— Start DATA SHOWN —
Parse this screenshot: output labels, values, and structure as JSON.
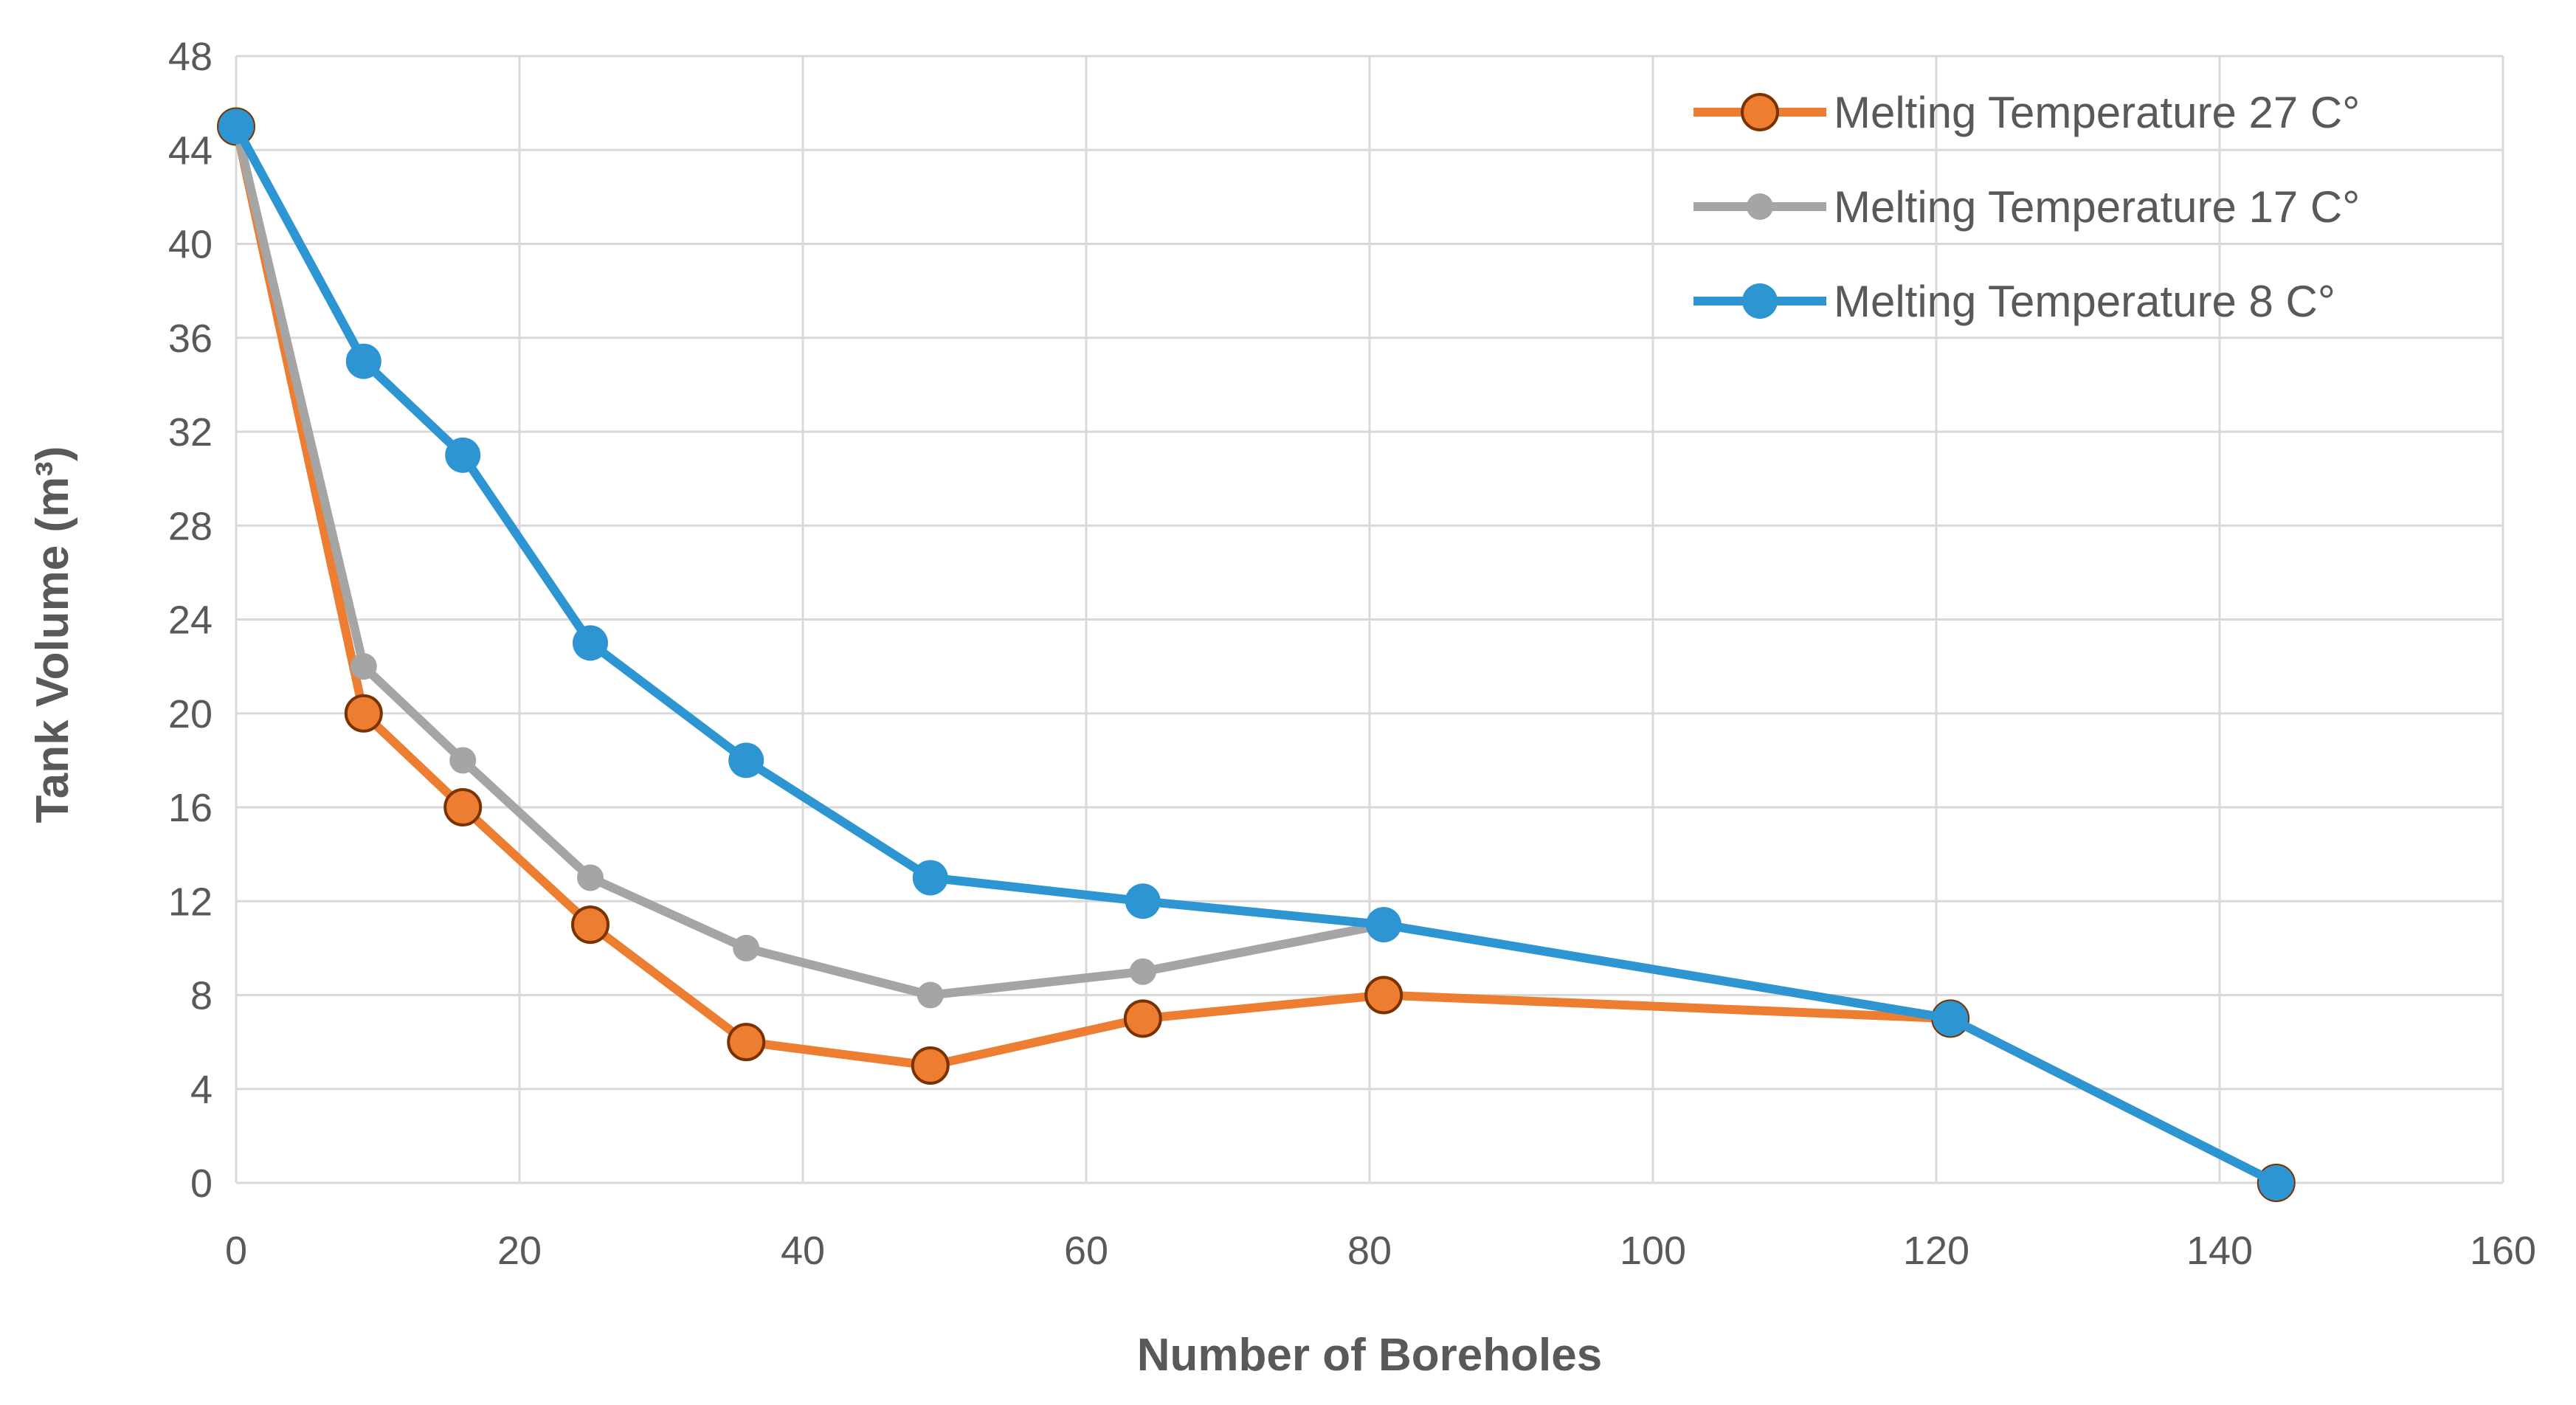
{
  "chart_data": {
    "type": "line",
    "title": "",
    "xlabel": "Number of Boreholes",
    "ylabel": "Tank Volume (m³)",
    "xlim": [
      0,
      160
    ],
    "ylim": [
      0,
      48
    ],
    "xticks": [
      0,
      20,
      40,
      60,
      80,
      100,
      120,
      140,
      160
    ],
    "yticks": [
      0,
      4,
      8,
      12,
      16,
      20,
      24,
      28,
      32,
      36,
      40,
      44,
      48
    ],
    "grid": true,
    "legend_position": "top-right",
    "series": [
      {
        "name": "Melting Temperature 27 C°",
        "color": "#ED7D31",
        "points": [
          [
            0,
            45
          ],
          [
            9,
            20
          ],
          [
            16,
            16
          ],
          [
            25,
            11
          ],
          [
            36,
            6
          ],
          [
            49,
            5
          ],
          [
            64,
            7
          ],
          [
            81,
            8
          ],
          [
            121,
            7
          ],
          [
            144,
            0
          ]
        ]
      },
      {
        "name": "Melting Temperature 17 C°",
        "color": "#A5A5A5",
        "points": [
          [
            0,
            45
          ],
          [
            9,
            22
          ],
          [
            16,
            18
          ],
          [
            25,
            13
          ],
          [
            36,
            10
          ],
          [
            49,
            8
          ],
          [
            64,
            9
          ],
          [
            81,
            11
          ],
          [
            121,
            7
          ],
          [
            144,
            0
          ]
        ]
      },
      {
        "name": "Melting Temperature 8 C°",
        "color": "#2E95D3",
        "points": [
          [
            0,
            45
          ],
          [
            9,
            35
          ],
          [
            16,
            31
          ],
          [
            25,
            23
          ],
          [
            36,
            18
          ],
          [
            49,
            13
          ],
          [
            64,
            12
          ],
          [
            81,
            11
          ],
          [
            121,
            7
          ],
          [
            144,
            0
          ]
        ]
      }
    ]
  }
}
— End DATA SHOWN —
WHAT THIS TASK INVOLVES: Determine how many lines in the listing above hold the word "color", answering with the number only.

ANSWER FOR THE TASK: 3